═══ DOCUMENT PASSAGE

Lois's Hard Drive: Procuring the Procurement Records
During the past few days, a new line of inquiry regarding Lois Lerner's "missing" e-mails has emerged in The American Thinker. On 20 June 2014, Richard Kantro noted the irony of how the very government that has every aspect of everyone's medical insurance data cannot account for its own people's e-mails.
The next day, William A. Routt gave a refresher in the technicalities of the e-mail transmission process, concluding that even if Lois's e-mails actually did in fact go down with the hard drive on her computer, they still exist on the servers through which they passed. Also on 21 June 2014, Thomas Lifson reported that the IRS had entered into an e-mail archiving contract with Sonasoft.
On 22 June 2014, Lifson followed up with the news that the IRS had terminated the Sonasoft contract just a few weeks after the alleged crash of Lois's computer.
This all strongly suggests a fertile field of data that Ways & Means might explore. When I was issued a portable computer by the IRS ("portable" by the standards of the late 1980's), I had to sign a custody card with the computer's serial number on it. Surely the government-issued computer used by Lois Lerner was similarly accounted for (at least it should have been). The seller and manufacturer of Lois's ill-fated computer should therefore be ascertainable.
Whenever money changes hands, information also changes hands. This maxim is the dynamic behind the basic IRS audit, and can also be the dynamic of the Ways & Means Committee's ongoing investigation of the IRS. It must be remembered that the thousands of computers at the desks of the IRS bureaucrats were not created ex nihilo, but were procured from the computer marketplace. The exchange of money for those computers was accompanied by an exchange of information.
In his prepared testimony at the 20 June 2014 Ways & Means hearing, IRS Commissioner John Koskinen mentioned that "the IRS has yet to complete moving all employee computers from Windows XP, which is no longer generally supported by Microsoft, to Windows 7." There certainly should be plenty of procurement activity information out there.
Moreover, the Federal Acquisitions Regulation generally requires contractors to retain records for at least three years after the final payment. This means that Sonasoft should still have the records.
When the taxpayer fails to keep adequate records, the IRS has long been upheld in reconstructing income and expenditures from indirect sources. If the IRS's records are too inadequate to locate the missing e-mails in its own shop, there is much information in filing cabinets and on the hard drives and back-up tapes of the private sector. Perhaps the Congressional staffers can "reconstruct" the e-mails through some inquiries to private sector contractors. Perhaps the private sector may have corroborating information, if not smoking gun documents, regarding other aspects of IRS abuses as well.
Kenneth H. Ryesky is an Adjunct Assistant Professor at Queens College of the City University of New York. He formerly served as an attorney for the IRS, and, prior to that, as a contracting officer and procurement analyst for the Department of Defense.

══════
═══ LISTED RECORDS

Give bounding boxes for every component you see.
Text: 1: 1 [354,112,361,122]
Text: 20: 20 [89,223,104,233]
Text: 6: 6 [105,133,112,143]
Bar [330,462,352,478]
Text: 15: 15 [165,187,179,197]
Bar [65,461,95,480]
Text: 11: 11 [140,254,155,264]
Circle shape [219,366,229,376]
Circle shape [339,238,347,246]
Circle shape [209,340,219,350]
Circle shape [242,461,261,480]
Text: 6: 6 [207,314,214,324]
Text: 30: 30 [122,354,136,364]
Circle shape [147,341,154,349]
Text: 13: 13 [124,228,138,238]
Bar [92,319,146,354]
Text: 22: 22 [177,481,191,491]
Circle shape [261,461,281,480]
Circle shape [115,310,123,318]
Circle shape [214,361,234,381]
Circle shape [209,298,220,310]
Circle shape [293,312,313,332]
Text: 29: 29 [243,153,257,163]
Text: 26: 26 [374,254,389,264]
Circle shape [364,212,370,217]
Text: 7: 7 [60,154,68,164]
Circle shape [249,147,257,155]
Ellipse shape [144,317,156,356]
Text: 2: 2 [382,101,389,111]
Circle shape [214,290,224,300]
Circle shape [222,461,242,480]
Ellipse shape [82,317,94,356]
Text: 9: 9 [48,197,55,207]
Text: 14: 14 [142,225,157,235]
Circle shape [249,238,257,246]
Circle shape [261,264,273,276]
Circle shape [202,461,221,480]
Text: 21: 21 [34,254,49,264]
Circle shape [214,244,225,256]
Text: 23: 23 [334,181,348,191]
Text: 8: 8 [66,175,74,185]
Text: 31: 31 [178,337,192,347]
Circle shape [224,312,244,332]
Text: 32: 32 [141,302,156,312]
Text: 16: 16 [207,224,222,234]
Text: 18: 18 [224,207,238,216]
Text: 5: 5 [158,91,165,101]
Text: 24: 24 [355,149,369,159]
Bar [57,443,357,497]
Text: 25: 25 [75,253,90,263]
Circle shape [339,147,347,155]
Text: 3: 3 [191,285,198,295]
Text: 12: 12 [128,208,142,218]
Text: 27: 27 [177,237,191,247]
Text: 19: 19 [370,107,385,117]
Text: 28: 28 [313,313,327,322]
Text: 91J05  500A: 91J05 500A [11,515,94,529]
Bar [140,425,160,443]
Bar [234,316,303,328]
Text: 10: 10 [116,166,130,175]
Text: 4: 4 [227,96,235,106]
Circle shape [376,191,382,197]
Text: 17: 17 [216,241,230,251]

══════

• **TASKS FOR THIS EXERCISE**
1) From the article on Lois Lerner's e-mails, copy the part that opens with the words containing "This all strongly" and closes with "therefore be ascertainable.".
2) Render this sentence from the article on Lois Lerner's e-mails in Spanish: "Whenever money changes hands, information also changes hands."
3) Answer these questions using the article on Lois Lerner's e-mails:
(a) On what date did Lifson report that the IRS had terminated the Sonasoft contract?
(b) Which operating system is the IRS moving employee computers to?
(c) How long does the Federal Acquisitions Regulation generally require contractors to retain records?
The records aren't needed for any of the tasks.

• **ACTIVITY ANSWERS**
1)
This all strongly suggests a fertile field of data that Ways & Means might explore. When I was issued a portable computer by the IRS ("portable" by the standards of the late 1980's), I had to sign a custody card with the computer's serial number on it. Surely the government-issued computer used by Lois Lerner was similarly accounted for (at least it should have been). The seller and manufacturer of Lois's ill-fated computer should therefore be ascertainable.

2) Siempre que el dinero cambia de manos, la información también cambia de manos.

3)
(a) 22 June 2014
(b) Windows 7
(c) At least three years after the final payment